# [Objective]
Pictures stay out of your copy, but everything else in the records below must be repeated exactly.
:: Exercise materials ::
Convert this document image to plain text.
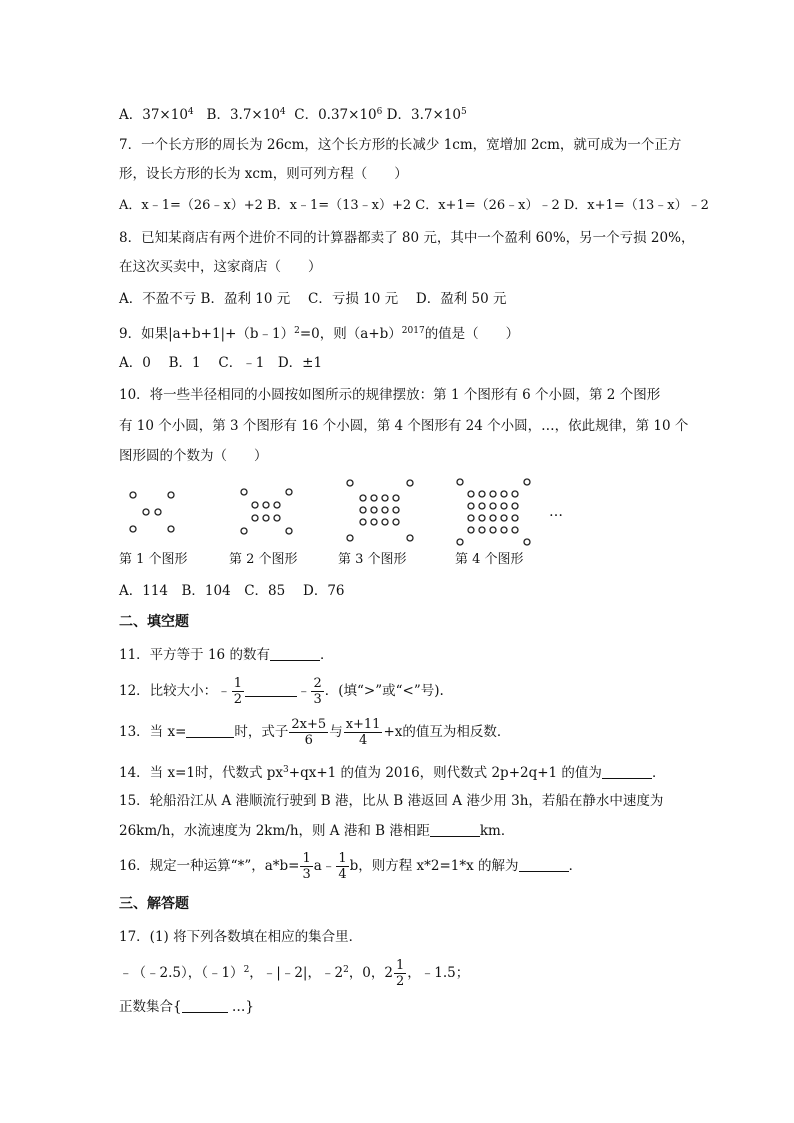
A．$37\times 10^4$ B．$3.7\times 10^4$ C．$0.37\times 10^6$ D．$3.7\times 10^5$
7．一个长方形的周长为 26cm，这个长方形的长减少 1cm，宽增加 2cm，就可成为一个正方
形，设长方形的长为 xcm，则可列方程（　　）
A．x﹣1=（26﹣x）+2 B．x﹣1=（13﹣x）+2 C．x+1=（26﹣x）﹣2 D．x+1=（13﹣x）﹣2
8．已知某商店有两个进价不同的计算器都卖了 80 元，其中一个盈利 60%，另一个亏损 20%，
在这次买卖中，这家商店（　　）
A．不盈不亏 B．盈利 10 元　 C．亏损 10 元　 D．盈利 50 元
9．如果|a+b+1|+（b﹣1）$^2$=0，则$(a+b)^{2017}$的值是（　　）
A．0　 B．1　 C．﹣1　D．±1
10．将一些半径相同的小圆按如图所示的规律摆放：第 1 个图形有 6 个小圆，第 2 个图形
有 10 个小圆，第 3 个图形有 16 个小圆，第 4 个图形有 24 个小圆，…，依此规律，第 10 个
图形圆的个数为（　　）
…
第 1 个图形	第 2 个图形	第 3 个图形	第 4 个图形
A．114　B．104　C．85　 D．76
二、填空题
11．平方等于 16 的数有	．
12．比较大小：﹣ $\frac{1}{2}$	﹣ $\frac{2}{3}$ ．(填“>”或“<”号).
13．当 x=	时，式子 $\frac{2x+5}{6}$ 与 $\frac{x+11}{4} +x$的值互为相反数．
14．当 x=1时，代数式 $px^3+qx+1$ 的值为 2016，则代数式 2p+2q+1 的值为	．
15．轮船沿江从 A 港顺流行驶到 B 港，比从 B 港返回 A 港少用 3h，若船在静水中速度为
26km/h，水流速度为 2km/h，则 A 港和 B 港相距	km．
16．规定一种运算“*”，$a*b= \frac{1}{3}$ a﹣ $\frac{1}{4}$ b，则方程 x*2=1*x 的解为	．
三、解答题
17．(1) 将下列各数填在相应的集合里．
﹣（﹣2.5），（﹣1）$^2$，﹣|﹣2|，$﹣2^2$，0，$2 \frac{1}{2}$ ，﹣1.5；
正数集合{	…}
:::
# [Exercise answer]
Convert this document image to plain text.
A．$37\times 10^4$ B．$3.7\times 10^4$ C．$0.37\times 10^6$ D．$3.7\times 10^5$
7．一个长方形的周长为 26cm，这个长方形的长减少 1cm，宽增加 2cm，就可成为一个正方
形，设长方形的长为 xcm，则可列方程（　　）
A．x﹣1=（26﹣x）+2 B．x﹣1=（13﹣x）+2 C．x+1=（26﹣x）﹣2 D．x+1=（13﹣x）﹣2
8．已知某商店有两个进价不同的计算器都卖了 80 元，其中一个盈利 60%，另一个亏损 20%，
在这次买卖中，这家商店（　　）
A．不盈不亏 B．盈利 10 元　 C．亏损 10 元　 D．盈利 50 元
9．如果|a+b+1|+（b﹣1）$^2$=0，则$(a+b)^{2017}$的值是（　　）
A．0　 B．1　 C．﹣1　D．±1
10．将一些半径相同的小圆按如图所示的规律摆放：第 1 个图形有 6 个小圆，第 2 个图形
有 10 个小圆，第 3 个图形有 16 个小圆，第 4 个图形有 24 个小圆，…，依此规律，第 10 个
图形圆的个数为（　　）
…
第 1 个图形	第 2 个图形	第 3 个图形	第 4 个图形
A．114　B．104　C．85　 D．76
二、填空题
11．平方等于 16 的数有	．
12．比较大小：﹣ $\frac{1}{2}$	﹣ $\frac{2}{3}$ ．(填“>”或“<”号).
13．当 x=	时，式子 $\frac{2x+5}{6}$ 与 $\frac{x+11}{4} +x$的值互为相反数．
14．当 x=1时，代数式 $px^3+qx+1$ 的值为 2016，则代数式 2p+2q+1 的值为	．
15．轮船沿江从 A 港顺流行驶到 B 港，比从 B 港返回 A 港少用 3h，若船在静水中速度为
26km/h，水流速度为 2km/h，则 A 港和 B 港相距	km．
16．规定一种运算“*”，$a*b= \frac{1}{3}$ a﹣ $\frac{1}{4}$ b，则方程 x*2=1*x 的解为	．
三、解答题
17．(1) 将下列各数填在相应的集合里．
﹣（﹣2.5），（﹣1）$^2$，﹣|﹣2|，$﹣2^2$，0，$2 \frac{1}{2}$ ，﹣1.5；
正数集合{	…}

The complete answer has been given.